>> START

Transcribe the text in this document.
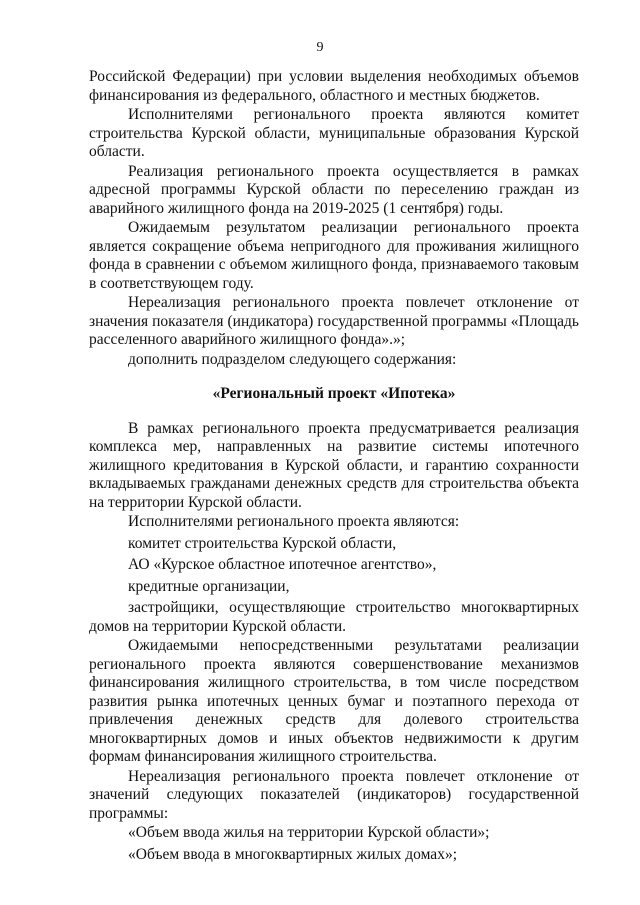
9

Российской Федерации) при условии выделения необходимых объемов финансирования из федерального, областного и местных бюджетов.

Исполнителями регионального проекта являются комитет строительства Курской области, муниципальные образования Курской области.

Реализация регионального проекта осуществляется в рамках адресной программы Курской области по переселению граждан из аварийного жилищного фонда на 2019-2025 (1 сентября) годы.

Ожидаемым результатом реализации регионального проекта является сокращение объема непригодного для проживания жилищного фонда в сравнении с объемом жилищного фонда, признаваемого таковым в соответствующем году.

Нереализация регионального проекта повлечет отклонение от значения показателя (индикатора) государственной программы «Площадь расселенного аварийного жилищного фонда».»;

дополнить подразделом следующего содержания:

«Региональный проект «Ипотека»

В рамках регионального проекта предусматривается реализация комплекса мер, направленных на развитие системы ипотечного жилищного кредитования в Курской области, и гарантию сохранности вкладываемых гражданами денежных средств для строительства объекта на территории Курской области.

Исполнителями регионального проекта являются:

комитет строительства Курской области,

АО «Курское областное ипотечное агентство»,

кредитные организации,

застройщики, осуществляющие строительство многоквартирных домов на территории Курской области.

Ожидаемыми непосредственными результатами реализации регионального проекта являются совершенствование механизмов финансирования жилищного строительства, в том числе посредством развития рынка ипотечных ценных бумаг и поэтапного перехода от привлечения денежных средств для долевого строительства многоквартирных домов и иных объектов недвижимости к другим формам финансирования жилищного строительства.

Нереализация регионального проекта повлечет отклонение от значений следующих показателей (индикаторов) государственной программы:

«Объем ввода жилья на территории Курской области»;

«Объем ввода в многоквартирных жилых домах»;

>> END

_Description of the task_
Copy out every line of the material above exactly, skipping the pictures.

_Worked solution_
Transcribe the text in this document.
9

Российской Федерации) при условии выделения необходимых объемов финансирования из федерального, областного и местных бюджетов.

Исполнителями регионального проекта являются комитет строительства Курской области, муниципальные образования Курской области.

Реализация регионального проекта осуществляется в рамках адресной программы Курской области по переселению граждан из аварийного жилищного фонда на 2019-2025 (1 сентября) годы.

Ожидаемым результатом реализации регионального проекта является сокращение объема непригодного для проживания жилищного фонда в сравнении с объемом жилищного фонда, признаваемого таковым в соответствующем году.

Нереализация регионального проекта повлечет отклонение от значения показателя (индикатора) государственной программы «Площадь расселенного аварийного жилищного фонда».»;

дополнить подразделом следующего содержания:

«Региональный проект «Ипотека»

В рамках регионального проекта предусматривается реализация комплекса мер, направленных на развитие системы ипотечного жилищного кредитования в Курской области, и гарантию сохранности вкладываемых гражданами денежных средств для строительства объекта на территории Курской области.

Исполнителями регионального проекта являются:

комитет строительства Курской области,

АО «Курское областное ипотечное агентство»,

кредитные организации,

застройщики, осуществляющие строительство многоквартирных домов на территории Курской области.

Ожидаемыми непосредственными результатами реализации регионального проекта являются совершенствование механизмов финансирования жилищного строительства, в том числе посредством развития рынка ипотечных ценных бумаг и поэтапного перехода от привлечения денежных средств для долевого строительства многоквартирных домов и иных объектов недвижимости к другим формам финансирования жилищного строительства.

Нереализация регионального проекта повлечет отклонение от значений следующих показателей (индикаторов) государственной программы:

«Объем ввода жилья на территории Курской области»;

«Объем ввода в многоквартирных жилых домах»;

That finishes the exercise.